**STATED PROBLEM**
Find and return each line containing "JSON".

**RECORDS SUPPLIED**
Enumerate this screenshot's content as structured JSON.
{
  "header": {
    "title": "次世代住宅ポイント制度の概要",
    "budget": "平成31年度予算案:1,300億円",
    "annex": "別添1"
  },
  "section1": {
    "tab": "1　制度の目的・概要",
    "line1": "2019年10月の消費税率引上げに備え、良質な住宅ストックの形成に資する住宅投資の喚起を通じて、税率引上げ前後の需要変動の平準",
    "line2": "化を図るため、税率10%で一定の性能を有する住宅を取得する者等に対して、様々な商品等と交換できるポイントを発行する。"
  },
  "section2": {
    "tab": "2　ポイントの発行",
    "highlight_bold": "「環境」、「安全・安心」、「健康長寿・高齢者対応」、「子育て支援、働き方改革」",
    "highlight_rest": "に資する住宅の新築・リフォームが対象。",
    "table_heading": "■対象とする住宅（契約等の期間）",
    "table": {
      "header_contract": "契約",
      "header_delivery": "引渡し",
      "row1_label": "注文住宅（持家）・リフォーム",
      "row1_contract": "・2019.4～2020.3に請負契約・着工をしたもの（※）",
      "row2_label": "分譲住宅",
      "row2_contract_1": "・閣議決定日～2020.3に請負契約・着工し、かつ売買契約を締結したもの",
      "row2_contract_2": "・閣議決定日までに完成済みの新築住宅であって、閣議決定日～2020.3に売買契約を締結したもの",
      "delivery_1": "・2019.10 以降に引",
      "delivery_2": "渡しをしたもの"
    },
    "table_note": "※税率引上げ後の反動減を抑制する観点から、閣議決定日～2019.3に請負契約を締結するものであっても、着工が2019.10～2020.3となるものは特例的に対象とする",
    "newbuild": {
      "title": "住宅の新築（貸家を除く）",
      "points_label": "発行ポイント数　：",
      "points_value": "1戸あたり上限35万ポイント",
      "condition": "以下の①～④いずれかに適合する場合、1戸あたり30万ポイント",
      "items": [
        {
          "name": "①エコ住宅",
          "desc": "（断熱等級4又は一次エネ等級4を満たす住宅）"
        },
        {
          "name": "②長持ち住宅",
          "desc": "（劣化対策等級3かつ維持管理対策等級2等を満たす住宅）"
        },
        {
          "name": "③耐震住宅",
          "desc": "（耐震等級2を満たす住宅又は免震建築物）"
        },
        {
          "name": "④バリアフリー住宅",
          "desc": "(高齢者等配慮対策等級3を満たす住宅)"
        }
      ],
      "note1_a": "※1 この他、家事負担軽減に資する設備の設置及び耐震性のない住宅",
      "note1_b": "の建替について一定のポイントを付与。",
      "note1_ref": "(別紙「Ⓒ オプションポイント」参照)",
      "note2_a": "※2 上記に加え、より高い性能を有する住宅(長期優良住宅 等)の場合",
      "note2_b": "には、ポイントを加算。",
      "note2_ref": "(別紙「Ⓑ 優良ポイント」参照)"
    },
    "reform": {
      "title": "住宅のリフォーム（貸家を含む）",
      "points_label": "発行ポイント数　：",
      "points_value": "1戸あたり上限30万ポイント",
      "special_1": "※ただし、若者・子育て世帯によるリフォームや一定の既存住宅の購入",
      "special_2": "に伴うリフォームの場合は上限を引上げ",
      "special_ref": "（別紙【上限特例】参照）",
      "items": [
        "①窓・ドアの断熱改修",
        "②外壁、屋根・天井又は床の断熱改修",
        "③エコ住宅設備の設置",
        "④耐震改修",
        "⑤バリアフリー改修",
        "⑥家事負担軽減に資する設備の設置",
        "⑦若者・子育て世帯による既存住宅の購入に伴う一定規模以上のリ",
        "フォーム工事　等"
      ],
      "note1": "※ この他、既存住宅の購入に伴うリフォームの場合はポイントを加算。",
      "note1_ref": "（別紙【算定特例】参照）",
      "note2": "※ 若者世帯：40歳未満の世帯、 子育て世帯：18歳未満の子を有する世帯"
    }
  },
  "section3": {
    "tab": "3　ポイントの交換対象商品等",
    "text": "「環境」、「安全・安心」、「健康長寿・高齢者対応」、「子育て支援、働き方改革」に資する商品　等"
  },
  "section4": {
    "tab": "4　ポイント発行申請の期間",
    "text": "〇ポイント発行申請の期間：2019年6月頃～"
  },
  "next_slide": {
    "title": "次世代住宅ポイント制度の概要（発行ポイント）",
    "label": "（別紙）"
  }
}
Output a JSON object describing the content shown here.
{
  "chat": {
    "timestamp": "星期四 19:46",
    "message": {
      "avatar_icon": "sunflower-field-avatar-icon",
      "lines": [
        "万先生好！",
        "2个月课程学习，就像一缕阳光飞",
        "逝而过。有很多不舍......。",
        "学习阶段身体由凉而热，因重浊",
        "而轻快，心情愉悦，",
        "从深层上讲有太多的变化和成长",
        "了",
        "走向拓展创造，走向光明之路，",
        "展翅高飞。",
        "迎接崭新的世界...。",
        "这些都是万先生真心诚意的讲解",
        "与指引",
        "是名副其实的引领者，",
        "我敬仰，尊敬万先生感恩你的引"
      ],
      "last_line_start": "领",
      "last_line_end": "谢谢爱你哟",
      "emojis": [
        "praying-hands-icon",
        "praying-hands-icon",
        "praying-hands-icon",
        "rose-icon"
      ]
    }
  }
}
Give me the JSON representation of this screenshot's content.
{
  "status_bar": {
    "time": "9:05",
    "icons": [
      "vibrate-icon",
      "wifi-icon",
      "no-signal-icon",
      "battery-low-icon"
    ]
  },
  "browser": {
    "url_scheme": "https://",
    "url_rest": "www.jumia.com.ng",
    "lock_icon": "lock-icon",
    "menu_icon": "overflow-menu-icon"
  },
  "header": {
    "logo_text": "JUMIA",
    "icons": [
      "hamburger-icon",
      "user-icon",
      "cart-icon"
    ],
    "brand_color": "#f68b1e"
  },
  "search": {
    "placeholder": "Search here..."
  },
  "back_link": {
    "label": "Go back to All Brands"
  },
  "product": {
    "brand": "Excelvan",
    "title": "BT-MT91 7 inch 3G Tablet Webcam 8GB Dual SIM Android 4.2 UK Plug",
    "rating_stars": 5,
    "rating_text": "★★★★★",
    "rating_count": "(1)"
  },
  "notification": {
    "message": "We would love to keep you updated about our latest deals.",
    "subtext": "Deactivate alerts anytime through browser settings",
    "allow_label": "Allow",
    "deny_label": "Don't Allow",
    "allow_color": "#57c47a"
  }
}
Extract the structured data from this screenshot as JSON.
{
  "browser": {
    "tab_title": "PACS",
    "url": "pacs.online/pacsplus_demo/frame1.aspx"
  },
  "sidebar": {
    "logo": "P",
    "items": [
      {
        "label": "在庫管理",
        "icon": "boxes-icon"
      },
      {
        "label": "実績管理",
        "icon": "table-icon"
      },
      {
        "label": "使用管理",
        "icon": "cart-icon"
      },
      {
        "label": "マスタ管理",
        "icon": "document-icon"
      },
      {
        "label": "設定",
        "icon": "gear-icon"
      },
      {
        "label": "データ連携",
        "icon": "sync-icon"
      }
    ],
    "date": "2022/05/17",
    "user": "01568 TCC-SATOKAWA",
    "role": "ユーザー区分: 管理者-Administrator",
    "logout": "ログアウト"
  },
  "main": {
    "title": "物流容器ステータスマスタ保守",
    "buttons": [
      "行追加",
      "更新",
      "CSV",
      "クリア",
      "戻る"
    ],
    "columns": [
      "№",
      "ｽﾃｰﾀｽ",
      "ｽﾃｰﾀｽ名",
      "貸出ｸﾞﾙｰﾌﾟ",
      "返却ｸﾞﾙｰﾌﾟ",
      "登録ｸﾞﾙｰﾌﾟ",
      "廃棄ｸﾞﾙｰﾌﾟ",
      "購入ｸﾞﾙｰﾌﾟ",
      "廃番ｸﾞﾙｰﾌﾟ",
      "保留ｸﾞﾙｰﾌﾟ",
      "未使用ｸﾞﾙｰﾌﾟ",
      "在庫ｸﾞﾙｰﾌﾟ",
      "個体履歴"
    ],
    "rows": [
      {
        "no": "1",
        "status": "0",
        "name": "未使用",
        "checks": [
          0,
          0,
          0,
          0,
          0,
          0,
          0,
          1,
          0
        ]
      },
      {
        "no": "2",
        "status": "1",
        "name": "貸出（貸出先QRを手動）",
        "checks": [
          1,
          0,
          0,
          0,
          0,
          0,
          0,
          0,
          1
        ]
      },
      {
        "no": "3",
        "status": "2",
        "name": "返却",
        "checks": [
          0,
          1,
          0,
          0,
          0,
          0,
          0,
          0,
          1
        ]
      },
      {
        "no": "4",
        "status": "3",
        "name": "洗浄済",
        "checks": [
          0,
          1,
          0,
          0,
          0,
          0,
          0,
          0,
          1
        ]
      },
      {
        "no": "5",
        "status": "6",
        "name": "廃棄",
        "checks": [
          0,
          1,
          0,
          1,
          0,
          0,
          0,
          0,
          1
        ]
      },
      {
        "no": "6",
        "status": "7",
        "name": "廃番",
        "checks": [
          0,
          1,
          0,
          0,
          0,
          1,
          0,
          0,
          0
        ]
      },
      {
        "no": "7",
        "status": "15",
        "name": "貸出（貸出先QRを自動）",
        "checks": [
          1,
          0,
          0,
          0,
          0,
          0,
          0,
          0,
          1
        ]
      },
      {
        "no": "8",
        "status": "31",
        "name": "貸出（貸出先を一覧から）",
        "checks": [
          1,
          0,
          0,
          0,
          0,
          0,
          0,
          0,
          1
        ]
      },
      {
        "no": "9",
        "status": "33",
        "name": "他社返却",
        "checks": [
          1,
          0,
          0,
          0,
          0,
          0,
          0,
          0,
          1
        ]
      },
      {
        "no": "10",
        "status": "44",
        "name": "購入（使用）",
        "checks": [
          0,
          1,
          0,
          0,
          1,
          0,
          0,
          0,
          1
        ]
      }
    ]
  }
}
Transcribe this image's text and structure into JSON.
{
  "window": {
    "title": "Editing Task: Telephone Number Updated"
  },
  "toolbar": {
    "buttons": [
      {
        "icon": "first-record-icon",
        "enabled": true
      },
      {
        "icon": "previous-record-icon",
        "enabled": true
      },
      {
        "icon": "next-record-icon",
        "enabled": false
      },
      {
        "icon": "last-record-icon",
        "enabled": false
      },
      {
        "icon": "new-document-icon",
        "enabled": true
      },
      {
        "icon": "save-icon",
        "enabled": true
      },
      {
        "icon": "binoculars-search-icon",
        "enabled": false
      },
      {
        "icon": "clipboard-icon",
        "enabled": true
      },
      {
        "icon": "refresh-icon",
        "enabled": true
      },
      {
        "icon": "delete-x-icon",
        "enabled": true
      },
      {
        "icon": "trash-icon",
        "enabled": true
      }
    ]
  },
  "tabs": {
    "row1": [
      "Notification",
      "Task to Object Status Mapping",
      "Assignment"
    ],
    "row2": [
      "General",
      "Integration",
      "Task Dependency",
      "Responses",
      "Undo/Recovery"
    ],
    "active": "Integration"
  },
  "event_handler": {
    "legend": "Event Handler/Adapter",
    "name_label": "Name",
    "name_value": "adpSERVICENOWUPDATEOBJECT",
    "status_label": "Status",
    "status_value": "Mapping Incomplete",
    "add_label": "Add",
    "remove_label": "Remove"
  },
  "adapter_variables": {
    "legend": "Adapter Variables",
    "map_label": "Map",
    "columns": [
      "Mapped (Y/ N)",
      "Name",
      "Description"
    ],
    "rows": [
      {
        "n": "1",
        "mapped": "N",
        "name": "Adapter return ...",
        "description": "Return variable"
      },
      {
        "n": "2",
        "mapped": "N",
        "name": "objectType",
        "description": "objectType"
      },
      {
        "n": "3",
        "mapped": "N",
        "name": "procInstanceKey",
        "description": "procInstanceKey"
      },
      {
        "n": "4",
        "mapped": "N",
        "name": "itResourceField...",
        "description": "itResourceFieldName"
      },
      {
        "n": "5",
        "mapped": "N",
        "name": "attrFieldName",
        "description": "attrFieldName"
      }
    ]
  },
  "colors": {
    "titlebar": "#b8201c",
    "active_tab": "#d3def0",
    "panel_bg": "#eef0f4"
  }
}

**TASK SOLUTION**
Enumerate this screenshot's content as structured JSON.
Output a JSON object describing the content shown here.
Give me the JSON representation of this screenshot's content.
Extract the structured data from this screenshot as JSON.
Transcribe this image's text and structure into JSON.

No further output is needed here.